**GOAL:** Transcribe every entry word for word, leaving out all images.

[Extracted data entries]
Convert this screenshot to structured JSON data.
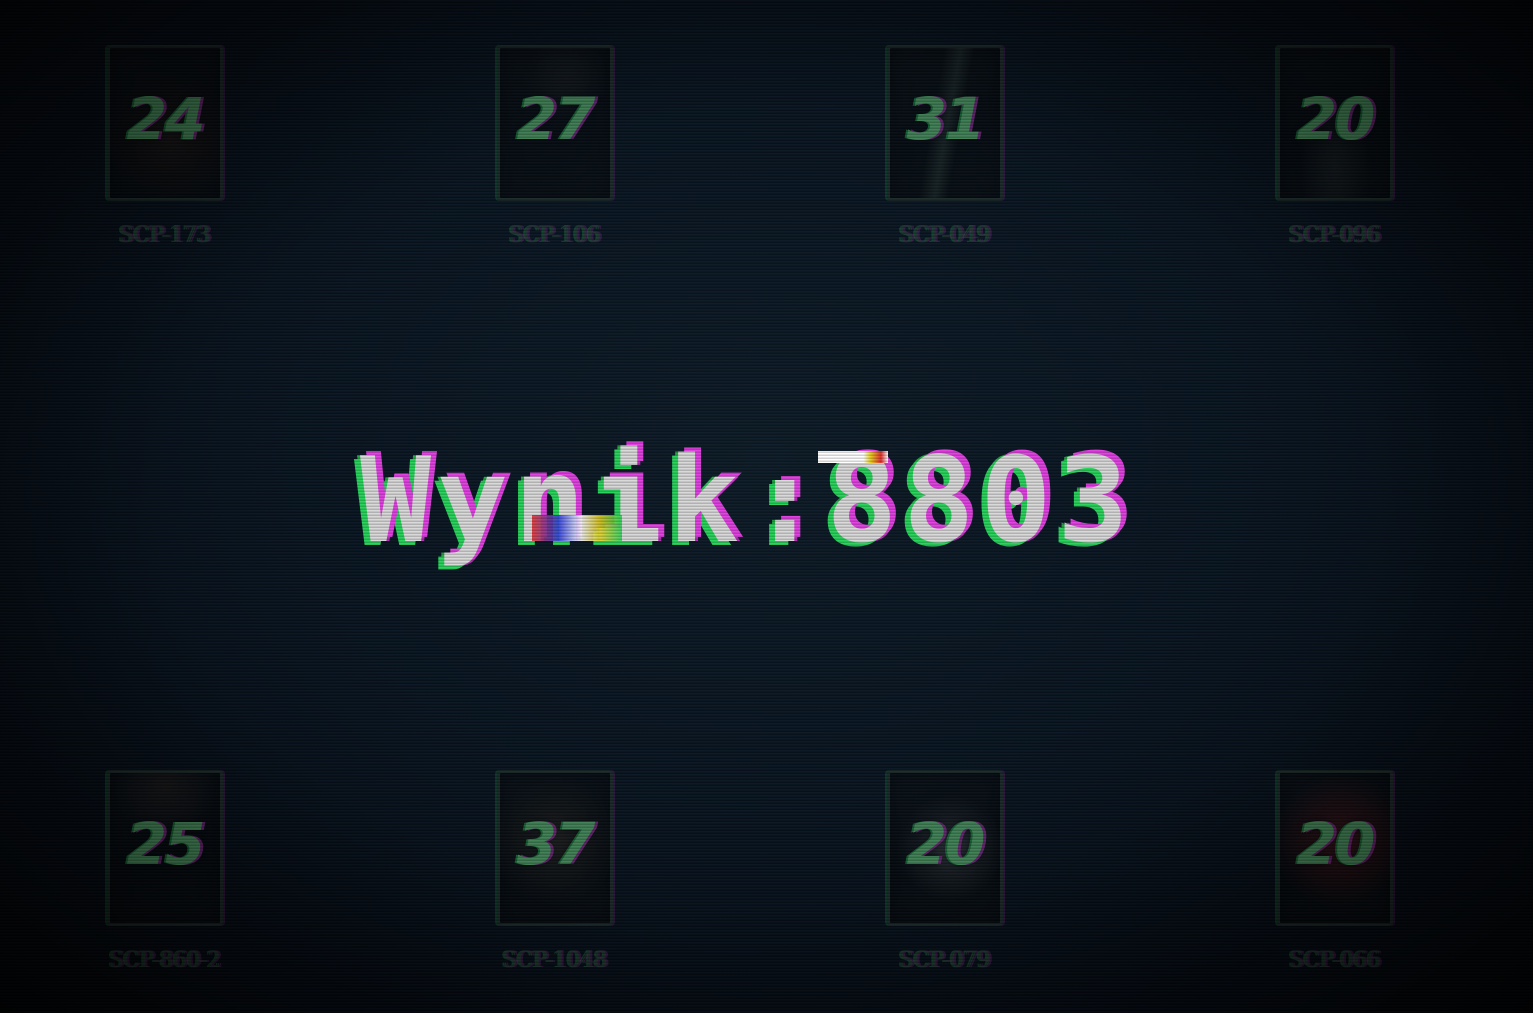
{
  "score": {
    "label": "Wynik",
    "separator": ":",
    "value": "8803"
  },
  "cards": [
    {
      "count": "24",
      "name": "SCP-173"
    },
    {
      "count": "27",
      "name": "SCP-106"
    },
    {
      "count": "31",
      "name": "SCP-049"
    },
    {
      "count": "20",
      "name": "SCP-096"
    },
    {
      "count": "25",
      "name": "SCP-860-2"
    },
    {
      "count": "37",
      "name": "SCP-1048"
    },
    {
      "count": "20",
      "name": "SCP-079"
    },
    {
      "count": "20",
      "name": "SCP-066"
    }
  ],
  "colors": {
    "accent_green": "#27d35a",
    "accent_magenta": "#e040e0",
    "score_text": "#d8d8d8",
    "background": "#081420"
  }
}
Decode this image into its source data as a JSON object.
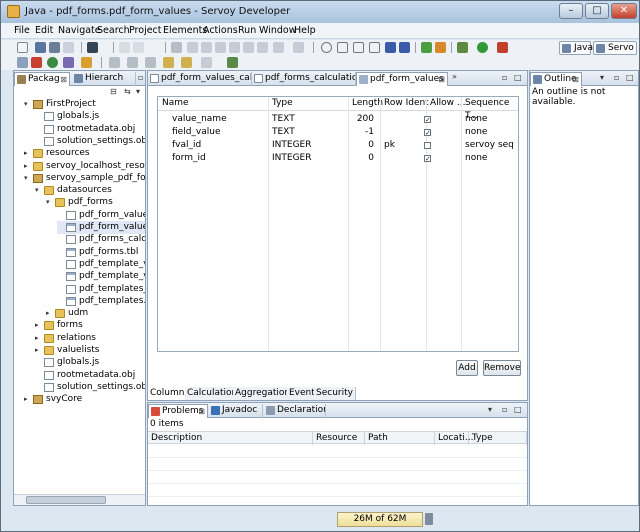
{
  "window": {
    "title": "Java - pdf_forms.pdf_form_values - Servoy Developer"
  },
  "menu": [
    "File",
    "Edit",
    "Navigate",
    "Search",
    "Project",
    "Elements",
    "Actions",
    "Run",
    "Window",
    "Help"
  ],
  "perspectives": {
    "java": "Java",
    "servoy": "Servo"
  },
  "left_pane": {
    "tabs": [
      "Packag",
      "Hierarch"
    ],
    "tree": [
      {
        "label": "FirstProject",
        "indent": 0,
        "twisty": "▾",
        "icon": "proj"
      },
      {
        "label": "globals.js",
        "indent": 1,
        "twisty": "",
        "icon": "file"
      },
      {
        "label": "rootmetadata.obj",
        "indent": 1,
        "twisty": "",
        "icon": "file"
      },
      {
        "label": "solution_settings.obj",
        "indent": 1,
        "twisty": "",
        "icon": "file"
      },
      {
        "label": "resources",
        "indent": 0,
        "twisty": "▸",
        "icon": "folder"
      },
      {
        "label": "servoy_localhost_resources",
        "indent": 0,
        "twisty": "▸",
        "icon": "folder"
      },
      {
        "label": "servoy_sample_pdf_forms",
        "indent": 0,
        "twisty": "▾",
        "icon": "proj"
      },
      {
        "label": "datasources",
        "indent": 1,
        "twisty": "▾",
        "icon": "folder"
      },
      {
        "label": "pdf_forms",
        "indent": 2,
        "twisty": "▾",
        "icon": "folder"
      },
      {
        "label": "pdf_form_values_calc",
        "indent": 3,
        "twisty": "",
        "icon": "file"
      },
      {
        "label": "pdf_form_values.tbl",
        "indent": 3,
        "twisty": "",
        "icon": "tbl",
        "selected": true
      },
      {
        "label": "pdf_forms_calculatio",
        "indent": 3,
        "twisty": "",
        "icon": "file"
      },
      {
        "label": "pdf_forms.tbl",
        "indent": 3,
        "twisty": "",
        "icon": "tbl"
      },
      {
        "label": "pdf_template_values",
        "indent": 3,
        "twisty": "",
        "icon": "file"
      },
      {
        "label": "pdf_template_values",
        "indent": 3,
        "twisty": "",
        "icon": "tbl"
      },
      {
        "label": "pdf_templates_calcu",
        "indent": 3,
        "twisty": "",
        "icon": "file"
      },
      {
        "label": "pdf_templates.tbl",
        "indent": 3,
        "twisty": "",
        "icon": "tbl"
      },
      {
        "label": "udm",
        "indent": 2,
        "twisty": "▸",
        "icon": "folder"
      },
      {
        "label": "forms",
        "indent": 1,
        "twisty": "▸",
        "icon": "folder"
      },
      {
        "label": "relations",
        "indent": 1,
        "twisty": "▸",
        "icon": "folder"
      },
      {
        "label": "valuelists",
        "indent": 1,
        "twisty": "▸",
        "icon": "folder"
      },
      {
        "label": "globals.js",
        "indent": 1,
        "twisty": "",
        "icon": "file"
      },
      {
        "label": "rootmetadata.obj",
        "indent": 1,
        "twisty": "",
        "icon": "file"
      },
      {
        "label": "solution_settings.obj",
        "indent": 1,
        "twisty": "",
        "icon": "file"
      },
      {
        "label": "svyCore",
        "indent": 0,
        "twisty": "▸",
        "icon": "proj"
      }
    ]
  },
  "editor": {
    "tabs": [
      "pdf_form_values_calc",
      "pdf_forms_calculatio",
      "pdf_form_values"
    ],
    "overflow": "»",
    "columns": [
      "Name",
      "Type",
      "Length",
      "Row Ident",
      "Allow ...",
      "Sequence T..."
    ],
    "rows": [
      {
        "name": "value_name",
        "type": "TEXT",
        "length": "200",
        "row_ident": "",
        "allow": true,
        "sequence": "none"
      },
      {
        "name": "field_value",
        "type": "TEXT",
        "length": "-1",
        "row_ident": "",
        "allow": true,
        "sequence": "none"
      },
      {
        "name": "fval_id",
        "type": "INTEGER",
        "length": "0",
        "row_ident": "pk",
        "allow": false,
        "sequence": "servoy seq"
      },
      {
        "name": "form_id",
        "type": "INTEGER",
        "length": "0",
        "row_ident": "",
        "allow": true,
        "sequence": "none"
      }
    ],
    "buttons": {
      "add": "Add",
      "remove": "Remove"
    },
    "subtabs": [
      "Columns",
      "Calculations",
      "Aggregations",
      "Events",
      "Security"
    ]
  },
  "outline": {
    "tab": "Outline",
    "message": "An outline is not available."
  },
  "problems": {
    "tabs": [
      "Problems",
      "Javadoc",
      "Declaration"
    ],
    "count": "0 items",
    "columns": [
      "Description",
      "Resource",
      "Path",
      "Locati...",
      "Type"
    ]
  },
  "status": {
    "heap": "26M of 62M"
  }
}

**EXERCISE RESULT:**
Convert this screenshot to structured JSON data.
{
  "score": {
    "label": "Wynik",
    "separator": ":",
    "value": "8803"
  },
  "cards": [
    {
      "count": "24",
      "name": "SCP-173"
    },
    {
      "count": "27",
      "name": "SCP-106"
    },
    {
      "count": "31",
      "name": "SCP-049"
    },
    {
      "count": "20",
      "name": "SCP-096"
    },
    {
      "count": "25",
      "name": "SCP-860-2"
    },
    {
      "count": "37",
      "name": "SCP-1048"
    },
    {
      "count": "20",
      "name": "SCP-079"
    },
    {
      "count": "20",
      "name": "SCP-066"
    }
  ],
  "colors": {
    "accent_green": "#27d35a",
    "accent_magenta": "#e040e0",
    "score_text": "#d8d8d8",
    "background": "#081420"
  }
}
Decode this image into its source data as a JSON object.
{
  "window": {
    "title": "Java - pdf_forms.pdf_form_values - Servoy Developer"
  },
  "menu": [
    "File",
    "Edit",
    "Navigate",
    "Search",
    "Project",
    "Elements",
    "Actions",
    "Run",
    "Window",
    "Help"
  ],
  "perspectives": {
    "java": "Java",
    "servoy": "Servo"
  },
  "left_pane": {
    "tabs": [
      "Packag",
      "Hierarch"
    ],
    "tree": [
      {
        "label": "FirstProject",
        "indent": 0,
        "twisty": "▾",
        "icon": "proj"
      },
      {
        "label": "globals.js",
        "indent": 1,
        "twisty": "",
        "icon": "file"
      },
      {
        "label": "rootmetadata.obj",
        "indent": 1,
        "twisty": "",
        "icon": "file"
      },
      {
        "label": "solution_settings.obj",
        "indent": 1,
        "twisty": "",
        "icon": "file"
      },
      {
        "label": "resources",
        "indent": 0,
        "twisty": "▸",
        "icon": "folder"
      },
      {
        "label": "servoy_localhost_resources",
        "indent": 0,
        "twisty": "▸",
        "icon": "folder"
      },
      {
        "label": "servoy_sample_pdf_forms",
        "indent": 0,
        "twisty": "▾",
        "icon": "proj"
      },
      {
        "label": "datasources",
        "indent": 1,
        "twisty": "▾",
        "icon": "folder"
      },
      {
        "label": "pdf_forms",
        "indent": 2,
        "twisty": "▾",
        "icon": "folder"
      },
      {
        "label": "pdf_form_values_calc",
        "indent": 3,
        "twisty": "",
        "icon": "file"
      },
      {
        "label": "pdf_form_values.tbl",
        "indent": 3,
        "twisty": "",
        "icon": "tbl",
        "selected": true
      },
      {
        "label": "pdf_forms_calculatio",
        "indent": 3,
        "twisty": "",
        "icon": "file"
      },
      {
        "label": "pdf_forms.tbl",
        "indent": 3,
        "twisty": "",
        "icon": "tbl"
      },
      {
        "label": "pdf_template_values",
        "indent": 3,
        "twisty": "",
        "icon": "file"
      },
      {
        "label": "pdf_template_values",
        "indent": 3,
        "twisty": "",
        "icon": "tbl"
      },
      {
        "label": "pdf_templates_calcu",
        "indent": 3,
        "twisty": "",
        "icon": "file"
      },
      {
        "label": "pdf_templates.tbl",
        "indent": 3,
        "twisty": "",
        "icon": "tbl"
      },
      {
        "label": "udm",
        "indent": 2,
        "twisty": "▸",
        "icon": "folder"
      },
      {
        "label": "forms",
        "indent": 1,
        "twisty": "▸",
        "icon": "folder"
      },
      {
        "label": "relations",
        "indent": 1,
        "twisty": "▸",
        "icon": "folder"
      },
      {
        "label": "valuelists",
        "indent": 1,
        "twisty": "▸",
        "icon": "folder"
      },
      {
        "label": "globals.js",
        "indent": 1,
        "twisty": "",
        "icon": "file"
      },
      {
        "label": "rootmetadata.obj",
        "indent": 1,
        "twisty": "",
        "icon": "file"
      },
      {
        "label": "solution_settings.obj",
        "indent": 1,
        "twisty": "",
        "icon": "file"
      },
      {
        "label": "svyCore",
        "indent": 0,
        "twisty": "▸",
        "icon": "proj"
      }
    ]
  },
  "editor": {
    "tabs": [
      "pdf_form_values_calc",
      "pdf_forms_calculatio",
      "pdf_form_values"
    ],
    "overflow": "»",
    "columns": [
      "Name",
      "Type",
      "Length",
      "Row Ident",
      "Allow ...",
      "Sequence T..."
    ],
    "rows": [
      {
        "name": "value_name",
        "type": "TEXT",
        "length": "200",
        "row_ident": "",
        "allow": true,
        "sequence": "none"
      },
      {
        "name": "field_value",
        "type": "TEXT",
        "length": "-1",
        "row_ident": "",
        "allow": true,
        "sequence": "none"
      },
      {
        "name": "fval_id",
        "type": "INTEGER",
        "length": "0",
        "row_ident": "pk",
        "allow": false,
        "sequence": "servoy seq"
      },
      {
        "name": "form_id",
        "type": "INTEGER",
        "length": "0",
        "row_ident": "",
        "allow": true,
        "sequence": "none"
      }
    ],
    "buttons": {
      "add": "Add",
      "remove": "Remove"
    },
    "subtabs": [
      "Columns",
      "Calculations",
      "Aggregations",
      "Events",
      "Security"
    ]
  },
  "outline": {
    "tab": "Outline",
    "message": "An outline is not available."
  },
  "problems": {
    "tabs": [
      "Problems",
      "Javadoc",
      "Declaration"
    ],
    "count": "0 items",
    "columns": [
      "Description",
      "Resource",
      "Path",
      "Locati...",
      "Type"
    ]
  },
  "status": {
    "heap": "26M of 62M"
  }
}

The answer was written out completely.